### GIVEN TASK
Search the records below for the word "color" and show every line where it occurs.

-- Begin SUPPLIED DATA --

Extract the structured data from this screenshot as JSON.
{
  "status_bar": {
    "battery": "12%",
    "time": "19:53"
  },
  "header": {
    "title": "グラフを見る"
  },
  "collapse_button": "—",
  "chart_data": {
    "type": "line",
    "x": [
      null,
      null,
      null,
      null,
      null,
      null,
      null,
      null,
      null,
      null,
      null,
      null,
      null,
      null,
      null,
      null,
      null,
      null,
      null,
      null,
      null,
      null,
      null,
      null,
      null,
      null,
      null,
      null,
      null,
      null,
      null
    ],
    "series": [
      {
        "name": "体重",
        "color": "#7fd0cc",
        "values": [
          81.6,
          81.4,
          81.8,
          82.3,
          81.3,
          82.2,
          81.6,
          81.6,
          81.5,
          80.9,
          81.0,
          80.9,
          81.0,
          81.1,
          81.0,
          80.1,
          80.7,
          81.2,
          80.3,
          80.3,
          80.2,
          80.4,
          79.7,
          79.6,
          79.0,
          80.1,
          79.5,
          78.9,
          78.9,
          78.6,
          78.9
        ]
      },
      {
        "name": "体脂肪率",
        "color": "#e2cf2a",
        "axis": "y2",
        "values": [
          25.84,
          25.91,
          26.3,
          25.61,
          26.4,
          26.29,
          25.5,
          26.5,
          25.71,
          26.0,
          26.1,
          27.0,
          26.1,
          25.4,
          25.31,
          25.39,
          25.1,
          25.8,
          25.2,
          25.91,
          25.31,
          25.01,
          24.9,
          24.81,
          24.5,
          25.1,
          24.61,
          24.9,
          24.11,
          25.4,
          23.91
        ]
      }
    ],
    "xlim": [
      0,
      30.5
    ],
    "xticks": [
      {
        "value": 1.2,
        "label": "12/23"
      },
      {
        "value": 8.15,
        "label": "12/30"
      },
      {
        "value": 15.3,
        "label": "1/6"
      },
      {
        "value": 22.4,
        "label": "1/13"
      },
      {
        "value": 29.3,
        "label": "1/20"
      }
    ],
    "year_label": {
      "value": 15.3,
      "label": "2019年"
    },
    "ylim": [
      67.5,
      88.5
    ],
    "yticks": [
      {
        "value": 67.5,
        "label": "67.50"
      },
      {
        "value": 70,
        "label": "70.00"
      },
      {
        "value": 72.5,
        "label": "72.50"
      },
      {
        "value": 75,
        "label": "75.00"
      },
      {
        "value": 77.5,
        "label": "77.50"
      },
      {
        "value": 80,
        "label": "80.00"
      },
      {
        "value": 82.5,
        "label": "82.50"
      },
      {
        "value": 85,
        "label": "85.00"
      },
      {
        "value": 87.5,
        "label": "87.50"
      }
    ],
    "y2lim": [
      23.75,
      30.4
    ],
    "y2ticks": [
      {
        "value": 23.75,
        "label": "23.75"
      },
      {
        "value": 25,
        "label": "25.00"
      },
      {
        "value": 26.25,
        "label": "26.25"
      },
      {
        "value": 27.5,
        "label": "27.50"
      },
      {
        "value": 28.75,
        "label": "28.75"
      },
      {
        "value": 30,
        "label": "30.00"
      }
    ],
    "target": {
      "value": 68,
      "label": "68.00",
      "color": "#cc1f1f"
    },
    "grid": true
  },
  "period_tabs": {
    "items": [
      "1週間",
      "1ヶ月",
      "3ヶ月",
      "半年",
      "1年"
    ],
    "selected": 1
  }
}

-- End SUPPLIED DATA --

### RESPONSE TO THE TASK
        "color": "#7fd0cc",
        "color": "#e2cf2a",
      "color": "#cc1f1f"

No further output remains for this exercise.